(EXERCISE DETAILS):
Check each line for the string "annotation", then give only how many lines have it.
%%
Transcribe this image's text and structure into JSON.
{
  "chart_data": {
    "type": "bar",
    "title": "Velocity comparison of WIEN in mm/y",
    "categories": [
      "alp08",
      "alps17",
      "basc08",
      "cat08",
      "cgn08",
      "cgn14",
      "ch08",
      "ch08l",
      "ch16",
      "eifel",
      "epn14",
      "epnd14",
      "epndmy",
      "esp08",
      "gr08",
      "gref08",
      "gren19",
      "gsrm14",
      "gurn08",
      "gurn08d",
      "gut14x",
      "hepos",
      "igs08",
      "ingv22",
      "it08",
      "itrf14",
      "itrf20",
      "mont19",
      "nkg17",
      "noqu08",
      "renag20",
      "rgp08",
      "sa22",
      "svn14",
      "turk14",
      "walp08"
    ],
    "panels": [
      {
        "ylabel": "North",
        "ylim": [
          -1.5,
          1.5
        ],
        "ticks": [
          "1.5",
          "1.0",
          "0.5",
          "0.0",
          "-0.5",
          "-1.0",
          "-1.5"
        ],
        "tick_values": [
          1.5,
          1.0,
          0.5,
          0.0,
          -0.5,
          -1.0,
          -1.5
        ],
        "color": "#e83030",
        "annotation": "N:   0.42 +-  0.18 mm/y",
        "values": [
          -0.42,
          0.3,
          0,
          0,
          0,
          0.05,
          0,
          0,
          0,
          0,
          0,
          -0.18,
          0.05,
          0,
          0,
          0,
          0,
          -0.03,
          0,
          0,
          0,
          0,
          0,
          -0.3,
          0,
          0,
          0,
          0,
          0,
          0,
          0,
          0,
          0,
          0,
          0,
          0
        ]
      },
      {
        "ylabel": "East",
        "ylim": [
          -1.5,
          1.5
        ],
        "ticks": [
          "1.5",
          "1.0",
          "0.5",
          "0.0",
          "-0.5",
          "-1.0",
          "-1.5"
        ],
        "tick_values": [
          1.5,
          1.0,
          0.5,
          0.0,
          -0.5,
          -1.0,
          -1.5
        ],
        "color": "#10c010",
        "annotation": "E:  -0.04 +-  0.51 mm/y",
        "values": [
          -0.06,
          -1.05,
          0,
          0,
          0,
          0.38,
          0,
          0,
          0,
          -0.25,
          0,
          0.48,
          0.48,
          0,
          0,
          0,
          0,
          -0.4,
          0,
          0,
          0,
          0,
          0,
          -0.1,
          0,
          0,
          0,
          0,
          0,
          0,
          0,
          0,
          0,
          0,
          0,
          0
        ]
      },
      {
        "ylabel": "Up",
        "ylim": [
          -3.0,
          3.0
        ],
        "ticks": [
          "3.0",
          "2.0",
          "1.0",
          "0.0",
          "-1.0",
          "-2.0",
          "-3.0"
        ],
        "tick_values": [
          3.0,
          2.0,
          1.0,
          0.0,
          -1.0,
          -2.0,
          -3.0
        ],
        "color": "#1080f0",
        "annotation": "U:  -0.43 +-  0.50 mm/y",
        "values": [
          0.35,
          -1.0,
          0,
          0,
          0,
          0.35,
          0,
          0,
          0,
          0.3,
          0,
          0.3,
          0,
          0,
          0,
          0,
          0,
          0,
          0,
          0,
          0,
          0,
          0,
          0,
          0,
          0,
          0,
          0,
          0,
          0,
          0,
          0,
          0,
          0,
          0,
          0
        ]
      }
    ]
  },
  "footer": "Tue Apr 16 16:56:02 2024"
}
%%
(ANSWER TO THE TASK):
3